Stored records
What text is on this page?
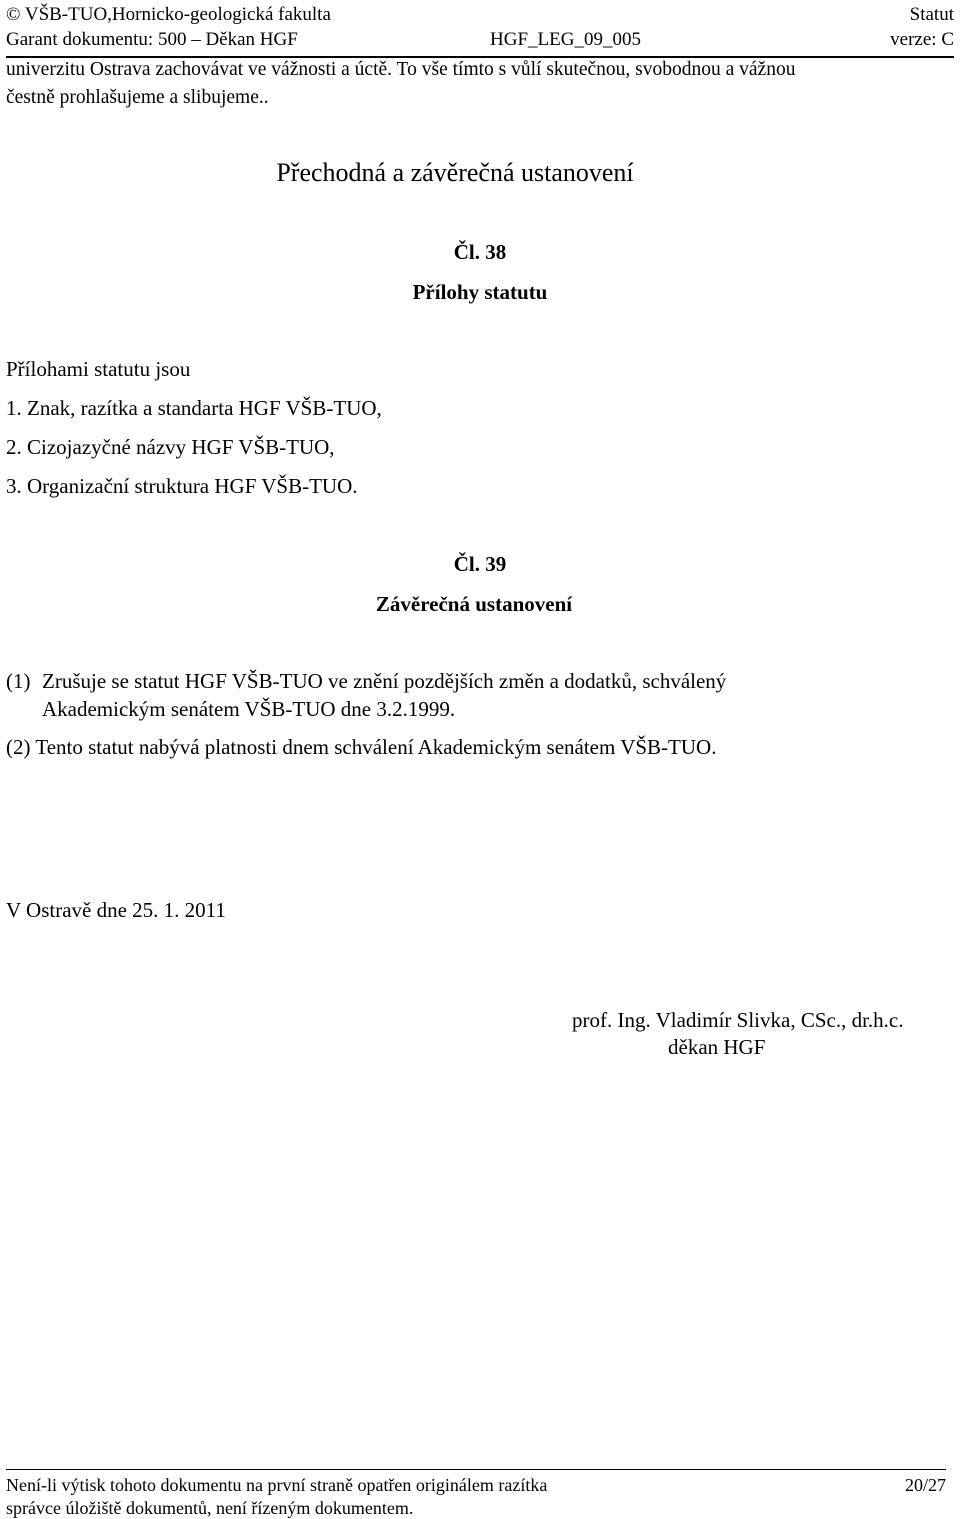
© VŠB-TUO,Hornicko-geologická fakulta	Statut
Garant dokumentu: 500 – Děkan HGF	HGF_LEG_09_005	verze: C
univerzitu Ostrava zachovávat ve vážnosti a úctě. To vše tímto s vůlí skutečnou, svobodnou a vážnou
čestně prohlašujeme a slibujeme..
Přechodná a závěrečná ustanovení
Čl. 38
Přílohy statutu
Přílohami statutu jsou
1. Znak, razítka a standarta HGF VŠB-TUO,
2. Cizojazyčné názvy HGF VŠB-TUO,
3. Organizační struktura HGF VŠB-TUO.
Čl. 39
Závěrečná ustanovení
(1) Zrušuje se statut HGF VŠB-TUO ve znění pozdějších změn a dodatků, schválený
Akademickým senátem VŠB-TUO dne 3.2.1999.
(2) Tento statut nabývá platnosti dnem schválení Akademickým senátem VŠB-TUO.
V Ostravě dne 25. 1. 2011
prof. Ing. Vladimír Slivka, CSc., dr.h.c.
děkan HGF
Není-li výtisk tohoto dokumentu na první straně opatřen originálem razítka
správce úložiště dokumentů, není řízeným dokumentem.
20/27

▸ **Goal of the exercise**
Return each line of the listing that holds the string "Akademickým".

▸ **Right answer**
Akademickým senátem VŠB-TUO dne 3.2.1999.
(2) Tento statut nabývá platnosti dnem schválení Akademickým senátem VŠB-TUO.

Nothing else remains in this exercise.